Leave out the pictures; transcribe all else exactly.
==== Provided data ====
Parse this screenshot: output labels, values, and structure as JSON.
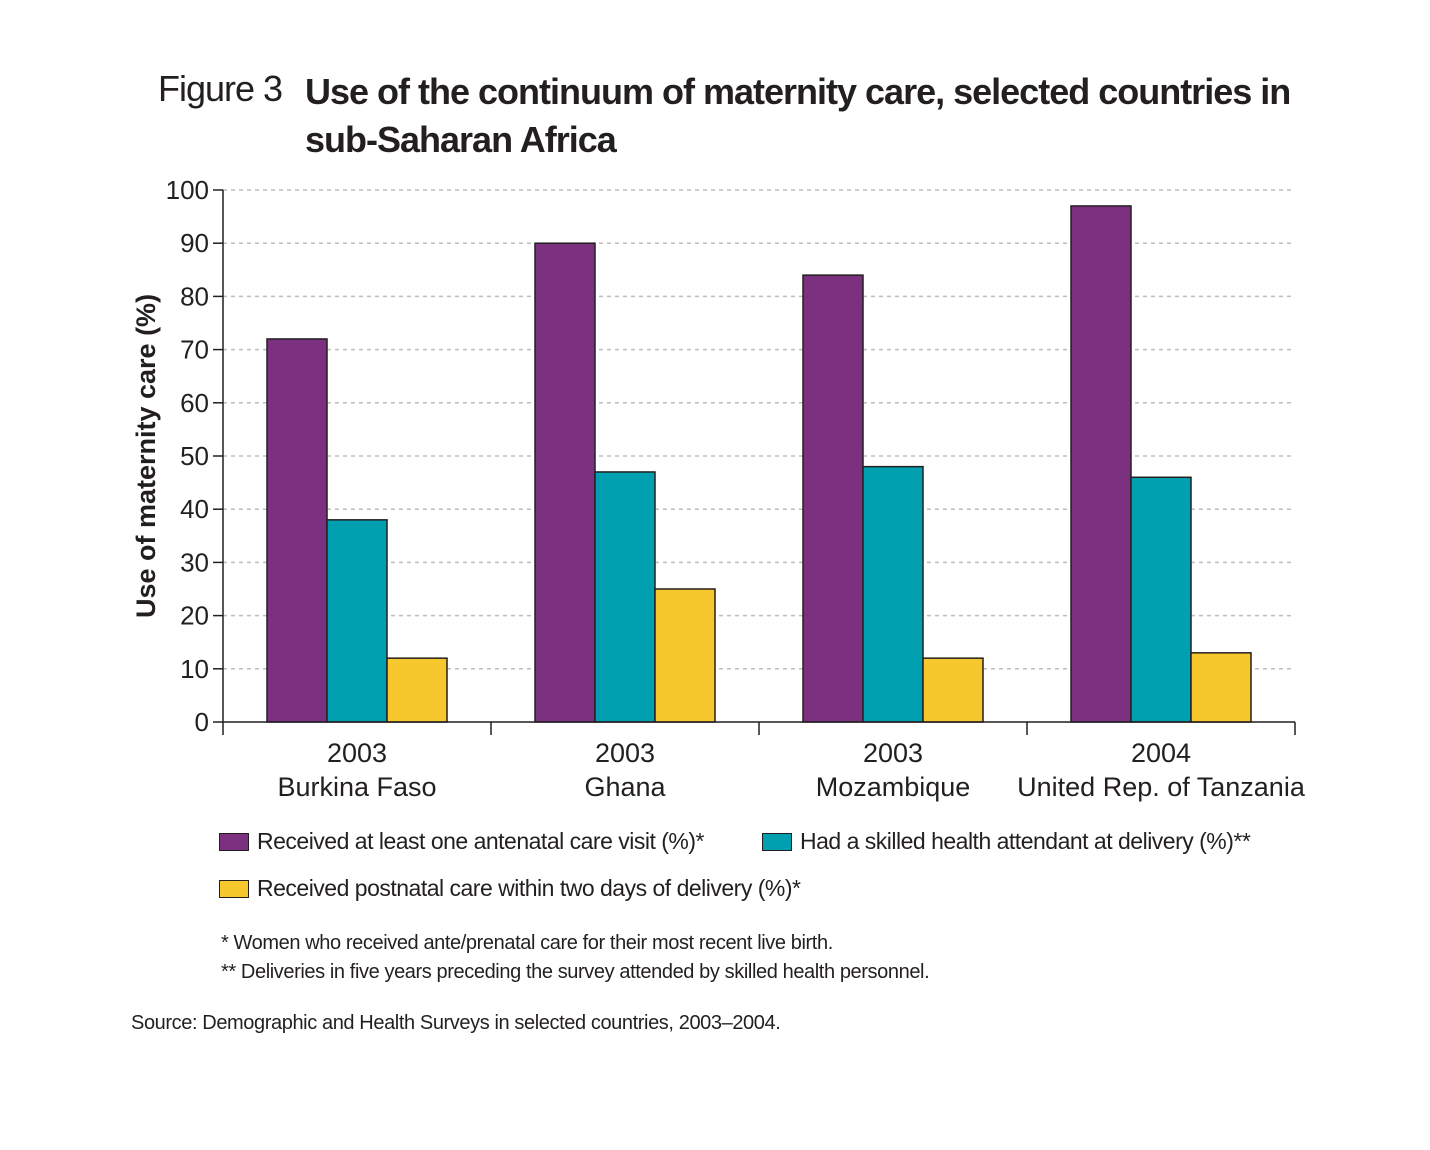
{
  "figure_label": "Figure 3",
  "title": "Use of the continuum of maternity care, selected countries in sub-Saharan Africa",
  "chart_data": {
    "type": "bar",
    "categories": [
      {
        "year": "2003",
        "country": "Burkina Faso"
      },
      {
        "year": "2003",
        "country": "Ghana"
      },
      {
        "year": "2003",
        "country": "Mozambique"
      },
      {
        "year": "2004",
        "country": "United Rep. of Tanzania"
      }
    ],
    "series": [
      {
        "name": "Received at least one antenatal care visit (%)*",
        "color": "#7b3180",
        "values": [
          72,
          90,
          84,
          97
        ]
      },
      {
        "name": "Had a skilled health attendant at delivery (%)**",
        "color": "#00a0b0",
        "values": [
          38,
          47,
          48,
          46
        ]
      },
      {
        "name": "Received postnatal care within two days of delivery (%)*",
        "color": "#f6c82d",
        "values": [
          12,
          25,
          12,
          13
        ]
      }
    ],
    "ylabel": "Use of maternity care (%)",
    "ylim": [
      0,
      100
    ],
    "yticks": [
      0,
      10,
      20,
      30,
      40,
      50,
      60,
      70,
      80,
      90,
      100
    ],
    "grid": true,
    "legend_position": "bottom"
  },
  "notes": [
    "* Women who received ante/prenatal care for their most recent live birth.",
    "** Deliveries in five years preceding the survey attended by skilled health personnel."
  ],
  "source": "Source: Demographic and Health Surveys in selected countries, 2003–2004."
}
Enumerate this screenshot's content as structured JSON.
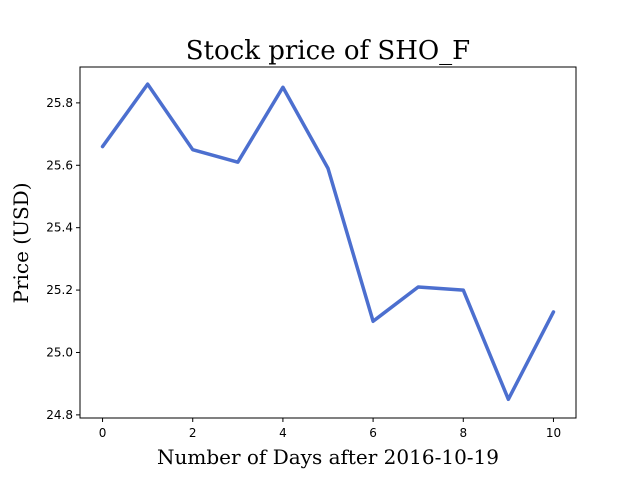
{
  "chart_data": {
    "type": "line",
    "title": "Stock price of SHO_F",
    "xlabel": "Number of Days after 2016-10-19",
    "ylabel": "Price (USD)",
    "x": [
      0,
      1,
      2,
      3,
      4,
      5,
      6,
      7,
      8,
      9,
      10
    ],
    "series": [
      {
        "values": [
          25.66,
          25.86,
          25.65,
          25.61,
          25.85,
          25.59,
          25.1,
          25.21,
          25.2,
          24.85,
          25.13
        ],
        "color": "#4c6fcf"
      }
    ],
    "xlim": [
      -0.5,
      10.5
    ],
    "ylim": [
      24.79,
      25.915
    ],
    "xticks": [
      0,
      2,
      4,
      6,
      8,
      10
    ],
    "xtick_labels": [
      "0",
      "2",
      "4",
      "6",
      "8",
      "10"
    ],
    "yticks": [
      24.8,
      25.0,
      25.2,
      25.4,
      25.6,
      25.8
    ],
    "ytick_labels": [
      "24.8",
      "25.0",
      "25.2",
      "25.4",
      "25.6",
      "25.8"
    ],
    "grid": false,
    "legend": false
  }
}
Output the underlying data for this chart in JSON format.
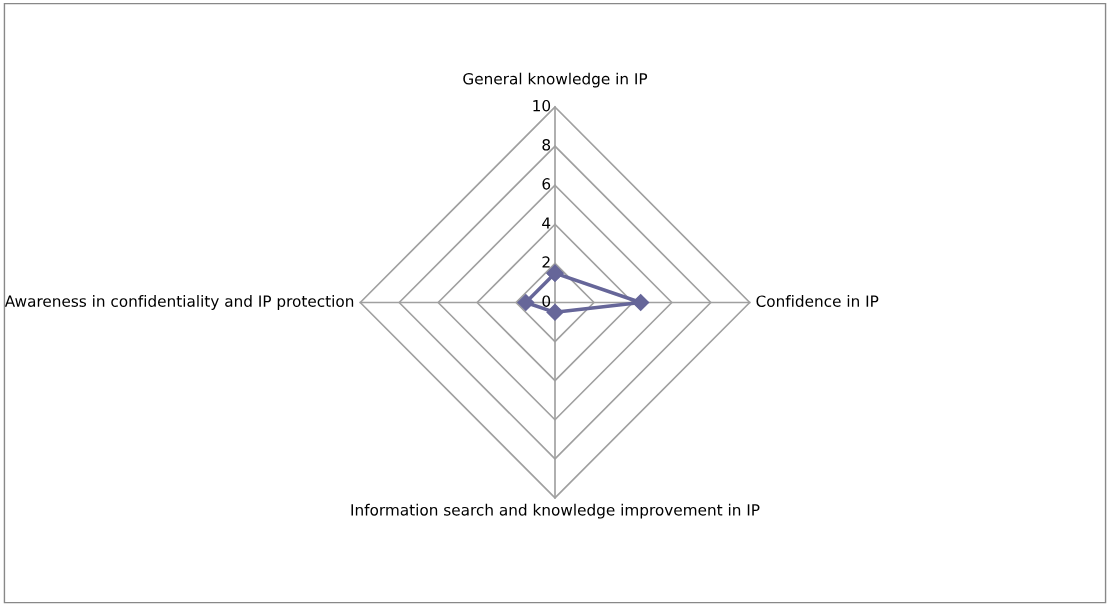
{
  "chart_data": {
    "type": "radar",
    "categories": [
      "General knowledge in IP",
      "Confidence in IP",
      "Information search and knowledge improvement in IP",
      "Awareness in confidentiality and IP protection"
    ],
    "series": [
      {
        "color": "#666699",
        "values": [
          1.5,
          4.4,
          0.5,
          1.5
        ]
      }
    ],
    "ylim": [
      0,
      10
    ],
    "yticks": [
      0,
      2,
      4,
      6,
      8,
      10
    ],
    "marker": "diamond",
    "grid": true
  }
}
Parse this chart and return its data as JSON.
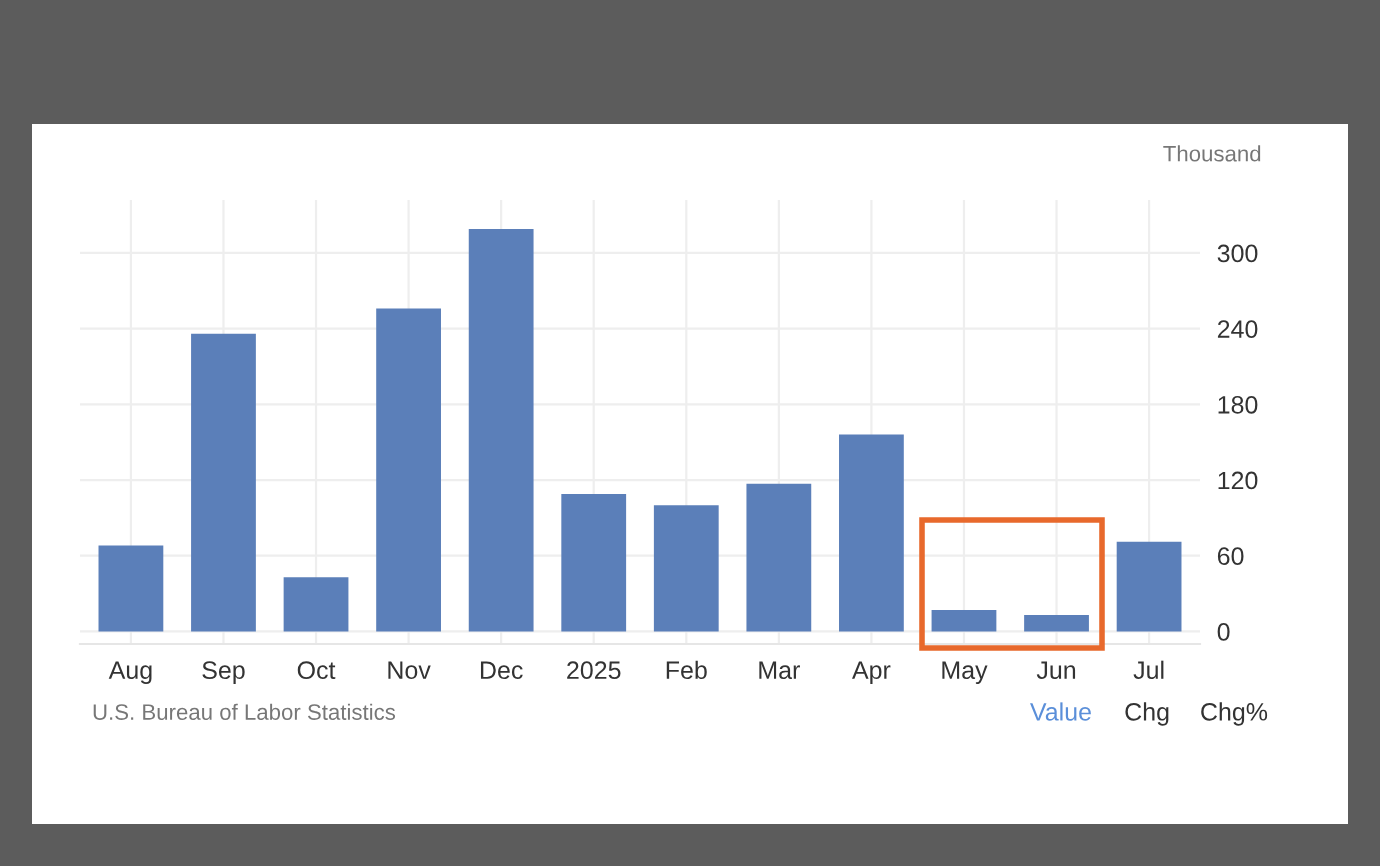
{
  "chart_data": {
    "type": "bar",
    "ylabel": "Thousand",
    "categories": [
      "Aug",
      "Sep",
      "Oct",
      "Nov",
      "Dec",
      "2025",
      "Feb",
      "Mar",
      "Apr",
      "May",
      "Jun",
      "Jul"
    ],
    "values": [
      68,
      236,
      43,
      256,
      319,
      109,
      100,
      117,
      156,
      17,
      13,
      71
    ],
    "color": "#5b7fb9",
    "ylim": [
      -10,
      342
    ],
    "yticks": [
      0,
      60,
      120,
      180,
      240,
      300
    ],
    "grid": true,
    "annotations": [
      "U.S. Bureau of Labor Statistics",
      "Value",
      "Chg",
      "Chg%"
    ]
  }
}
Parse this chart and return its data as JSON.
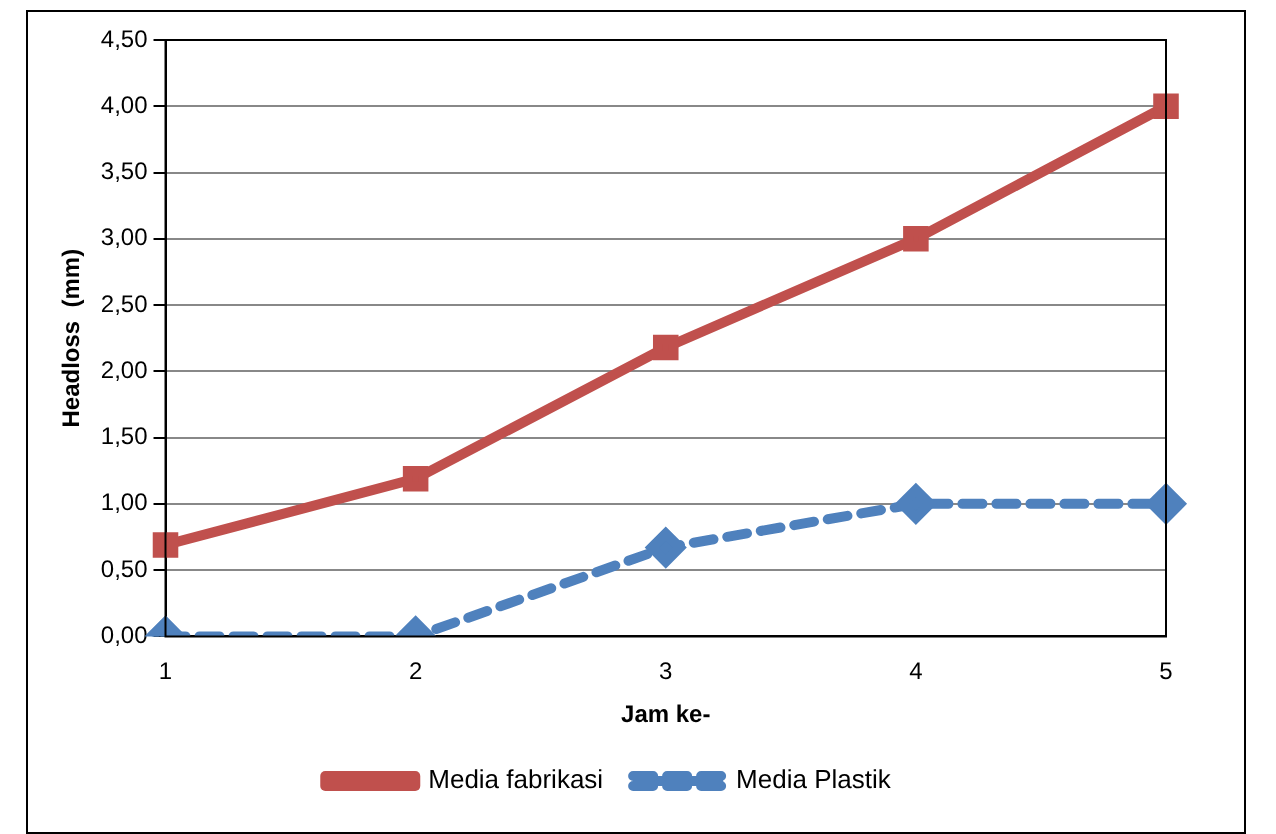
{
  "chart_data": {
    "type": "line",
    "xlabel": "Jam ke-",
    "ylabel": "Headloss  (mm)",
    "categories": [
      "1",
      "2",
      "3",
      "4",
      "5"
    ],
    "series": [
      {
        "name": "Media fabrikasi",
        "color": "#c0504d",
        "values": [
          0.69,
          1.19,
          2.18,
          3.0,
          4.0
        ],
        "marker": "square",
        "line_style": "solid"
      },
      {
        "name": "Media Plastik",
        "color": "#4f81bd",
        "values": [
          0,
          0,
          0.67,
          1.0,
          1.0
        ],
        "marker": "diamond",
        "line_style": "dashed"
      }
    ],
    "ylim": [
      0,
      4.5
    ],
    "yticks": [
      {
        "value": 0,
        "label": "0,00"
      },
      {
        "value": 0.5,
        "label": "0,50"
      },
      {
        "value": 1,
        "label": "1,00"
      },
      {
        "value": 1.5,
        "label": "1,50"
      },
      {
        "value": 2,
        "label": "2,00"
      },
      {
        "value": 2.5,
        "label": "2,50"
      },
      {
        "value": 3,
        "label": "3,00"
      },
      {
        "value": 3.5,
        "label": "3,50"
      },
      {
        "value": 4,
        "label": "4,00"
      },
      {
        "value": 4.5,
        "label": "4,50"
      }
    ],
    "grid": "y",
    "legend": "bottom"
  }
}
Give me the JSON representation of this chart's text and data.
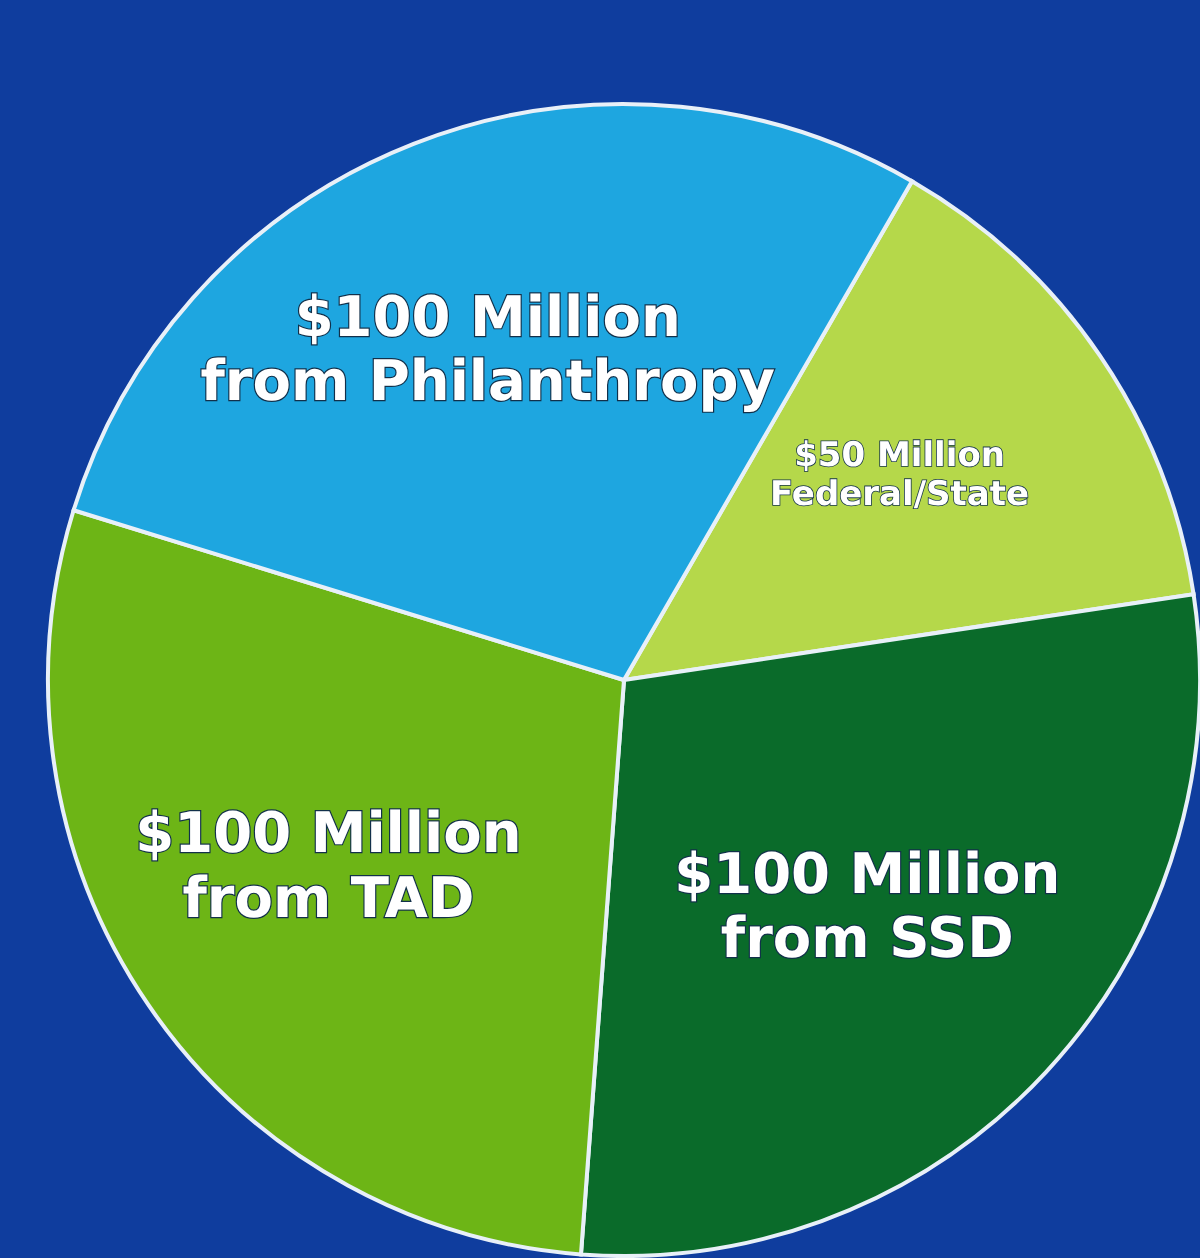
{
  "chart_data": {
    "type": "pie",
    "categories": [
      "Federal/State",
      "from SSD",
      "from TAD",
      "from Philanthropy"
    ],
    "values": [
      50,
      100,
      100,
      100
    ],
    "value_labels": [
      "$50 Million",
      "$100 Million",
      "$100 Million",
      "$100 Million"
    ],
    "colors": [
      "#b5d84a",
      "#0a6b2a",
      "#6db516",
      "#1ea6e0"
    ]
  }
}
====
_Reply_:
Parse this screenshot: output labels, values, and structure as JSON.
{
  "figure_label": "Figure 3",
  "title": "Use of the continuum of maternity care, selected countries in sub-Saharan Africa",
  "chart_data": {
    "type": "bar",
    "categories": [
      {
        "year": "2003",
        "country": "Burkina Faso"
      },
      {
        "year": "2003",
        "country": "Ghana"
      },
      {
        "year": "2003",
        "country": "Mozambique"
      },
      {
        "year": "2004",
        "country": "United Rep. of Tanzania"
      }
    ],
    "series": [
      {
        "name": "Received at least one antenatal care visit (%)*",
        "color": "#7b3180",
        "values": [
          72,
          90,
          84,
          97
        ]
      },
      {
        "name": "Had a skilled health attendant at delivery (%)**",
        "color": "#00a0b0",
        "values": [
          38,
          47,
          48,
          46
        ]
      },
      {
        "name": "Received postnatal care within two days of delivery (%)*",
        "color": "#f6c82d",
        "values": [
          12,
          25,
          12,
          13
        ]
      }
    ],
    "ylabel": "Use of maternity care (%)",
    "ylim": [
      0,
      100
    ],
    "yticks": [
      0,
      10,
      20,
      30,
      40,
      50,
      60,
      70,
      80,
      90,
      100
    ],
    "grid": true,
    "legend_position": "bottom"
  },
  "notes": [
    "* Women who received ante/prenatal care for their most recent live birth.",
    "** Deliveries in five years preceding the survey attended by skilled health personnel."
  ],
  "source": "Source: Demographic and Health Surveys in selected countries, 2003–2004."
}
Enumerate this screenshot's content as structured JSON.
{
  "chart_data": {
    "type": "line",
    "title": "Stock price of SHO_F",
    "xlabel": "Number of Days after 2016-10-19",
    "ylabel": "Price (USD)",
    "x": [
      0,
      1,
      2,
      3,
      4,
      5,
      6,
      7,
      8,
      9,
      10
    ],
    "series": [
      {
        "values": [
          25.66,
          25.86,
          25.65,
          25.61,
          25.85,
          25.59,
          25.1,
          25.21,
          25.2,
          24.85,
          25.13
        ],
        "color": "#4c6fcf"
      }
    ],
    "xlim": [
      -0.5,
      10.5
    ],
    "ylim": [
      24.79,
      25.915
    ],
    "xticks": [
      0,
      2,
      4,
      6,
      8,
      10
    ],
    "xtick_labels": [
      "0",
      "2",
      "4",
      "6",
      "8",
      "10"
    ],
    "yticks": [
      24.8,
      25.0,
      25.2,
      25.4,
      25.6,
      25.8
    ],
    "ytick_labels": [
      "24.8",
      "25.0",
      "25.2",
      "25.4",
      "25.6",
      "25.8"
    ],
    "grid": false,
    "legend": false
  }
}
Output the underlying data for this chart in JSON format.
{
  "chart_data": {
    "type": "radar",
    "categories": [
      "General knowledge in IP",
      "Confidence in IP",
      "Information search and knowledge improvement in IP",
      "Awareness in confidentiality and IP protection"
    ],
    "series": [
      {
        "color": "#666699",
        "values": [
          1.5,
          4.4,
          0.5,
          1.5
        ]
      }
    ],
    "ylim": [
      0,
      10
    ],
    "yticks": [
      0,
      2,
      4,
      6,
      8,
      10
    ],
    "marker": "diamond",
    "grid": true
  }
}
Parse this chart and return its data as JSON.
{
  "chart_data": {
    "type": "bar",
    "ylabel": "Thousand",
    "categories": [
      "Aug",
      "Sep",
      "Oct",
      "Nov",
      "Dec",
      "2025",
      "Feb",
      "Mar",
      "Apr",
      "May",
      "Jun",
      "Jul"
    ],
    "values": [
      68,
      236,
      43,
      256,
      319,
      109,
      100,
      117,
      156,
      17,
      13,
      71
    ],
    "color": "#5b7fb9",
    "ylim": [
      -10,
      342
    ],
    "yticks": [
      0,
      60,
      120,
      180,
      240,
      300
    ],
    "grid": true,
    "annotations": [
      "U.S. Bureau of Labor Statistics",
      "Value",
      "Chg",
      "Chg%"
    ]
  }
}
Parse this chart and return its data as JSON.
{
  "chart_data": {
    "type": "line",
    "xlabel": "Jam ke-",
    "ylabel": "Headloss  (mm)",
    "categories": [
      "1",
      "2",
      "3",
      "4",
      "5"
    ],
    "series": [
      {
        "name": "Media fabrikasi",
        "color": "#c0504d",
        "values": [
          0.69,
          1.19,
          2.18,
          3.0,
          4.0
        ],
        "marker": "square",
        "line_style": "solid"
      },
      {
        "name": "Media Plastik",
        "color": "#4f81bd",
        "values": [
          0,
          0,
          0.67,
          1.0,
          1.0
        ],
        "marker": "diamond",
        "line_style": "dashed"
      }
    ],
    "ylim": [
      0,
      4.5
    ],
    "yticks": [
      {
        "value": 0,
        "label": "0,00"
      },
      {
        "value": 0.5,
        "label": "0,50"
      },
      {
        "value": 1,
        "label": "1,00"
      },
      {
        "value": 1.5,
        "label": "1,50"
      },
      {
        "value": 2,
        "label": "2,00"
      },
      {
        "value": 2.5,
        "label": "2,50"
      },
      {
        "value": 3,
        "label": "3,00"
      },
      {
        "value": 3.5,
        "label": "3,50"
      },
      {
        "value": 4,
        "label": "4,00"
      },
      {
        "value": 4.5,
        "label": "4,50"
      }
    ],
    "grid": "y",
    "legend": "bottom"
  }
}
Give me the JSON representation of this chart's text and data.
{
  "chart_data": {
    "type": "pie",
    "categories": [
      "Federal/State",
      "from SSD",
      "from TAD",
      "from Philanthropy"
    ],
    "values": [
      50,
      100,
      100,
      100
    ],
    "value_labels": [
      "$50 Million",
      "$100 Million",
      "$100 Million",
      "$100 Million"
    ],
    "colors": [
      "#b5d84a",
      "#0a6b2a",
      "#6db516",
      "#1ea6e0"
    ]
  }
}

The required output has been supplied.